Chart and figure data
───

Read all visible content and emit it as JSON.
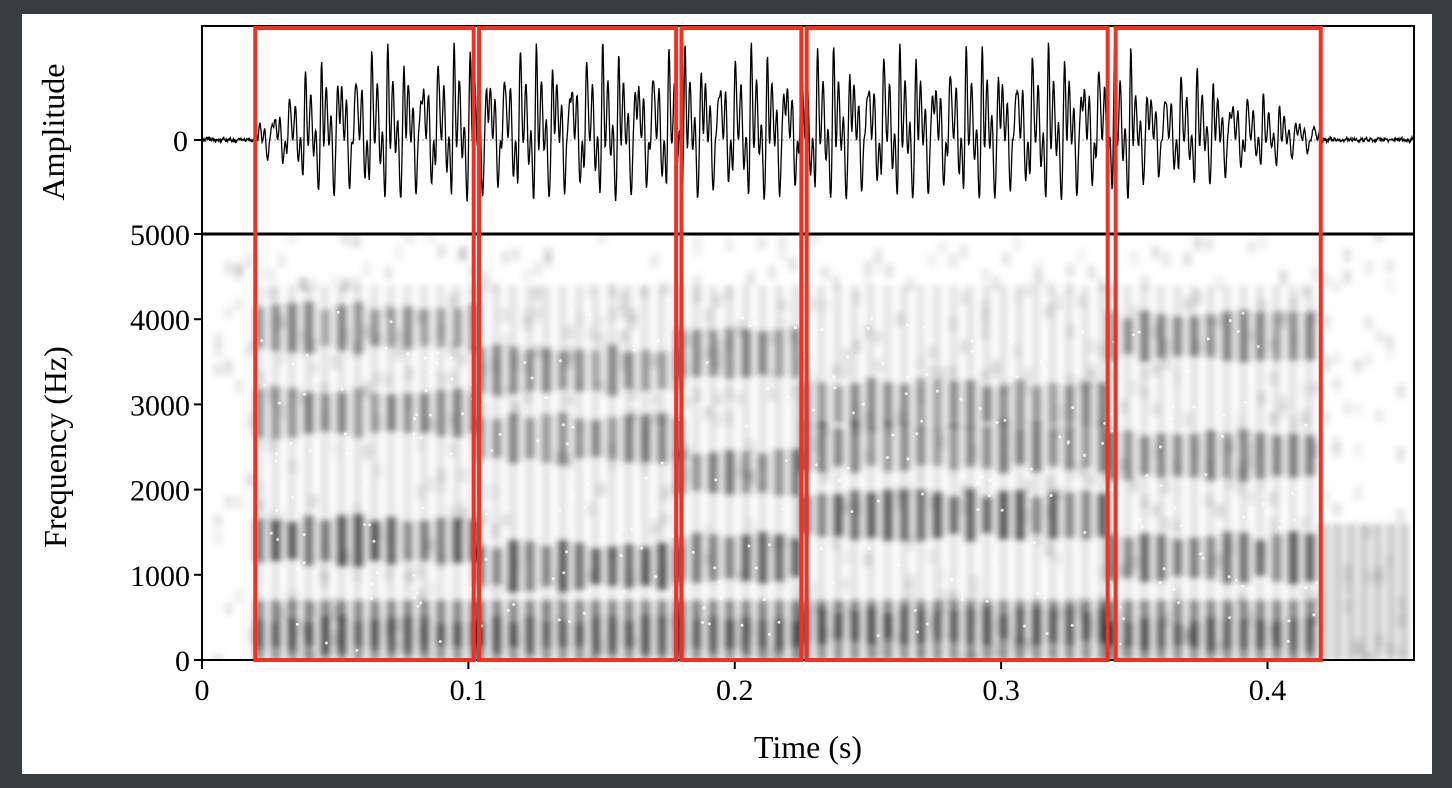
{
  "chart_data": {
    "type": "heatmap",
    "description_panels": [
      "waveform",
      "spectrogram"
    ],
    "xlabel": "Time (s)",
    "x_range": [
      0,
      0.455
    ],
    "x_ticks": [
      0,
      0.1,
      0.2,
      0.3,
      0.4
    ],
    "x_tick_labels": [
      "0",
      "0.1",
      "0.2",
      "0.3",
      "0.4"
    ],
    "waveform": {
      "ylabel": "Amplitude",
      "y_ticks": [
        0
      ],
      "y_tick_labels": [
        "0"
      ]
    },
    "spectrogram": {
      "ylabel": "Frequency (Hz)",
      "y_range": [
        0,
        5000
      ],
      "y_ticks": [
        0,
        1000,
        2000,
        3000,
        4000,
        5000
      ],
      "y_tick_labels": [
        "0",
        "1000",
        "2000",
        "3000",
        "4000",
        "5000"
      ],
      "colormap": "grayscale",
      "formant_bands": [
        {
          "t0": 0.02,
          "t1": 0.103,
          "freqs": [
            300,
            1400,
            2900,
            3900
          ]
        },
        {
          "t0": 0.103,
          "t1": 0.178,
          "freqs": [
            300,
            1100,
            2600,
            3400
          ]
        },
        {
          "t0": 0.178,
          "t1": 0.225,
          "freqs": [
            300,
            1200,
            2200,
            3600
          ]
        },
        {
          "t0": 0.225,
          "t1": 0.34,
          "freqs": [
            400,
            1700,
            2500,
            3000
          ]
        },
        {
          "t0": 0.34,
          "t1": 0.42,
          "freqs": [
            300,
            1200,
            2400,
            3800
          ]
        }
      ]
    },
    "segments": [
      {
        "t0": 0.02,
        "t1": 0.102
      },
      {
        "t0": 0.104,
        "t1": 0.178
      },
      {
        "t0": 0.18,
        "t1": 0.225
      },
      {
        "t0": 0.227,
        "t1": 0.34
      },
      {
        "t0": 0.343,
        "t1": 0.42
      }
    ],
    "grid": false
  },
  "colors": {
    "segment_box": "#ee3322",
    "frame_background": "#383d3f",
    "plot_background": "#ffffff",
    "ink": "#000000"
  }
}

───

→ **Aim**:
Search the data above for the word "ylabel", then gather each line in which it appears.

→ **Response**:
      "ylabel": "Amplitude",
      "ylabel": "Frequency (Hz)",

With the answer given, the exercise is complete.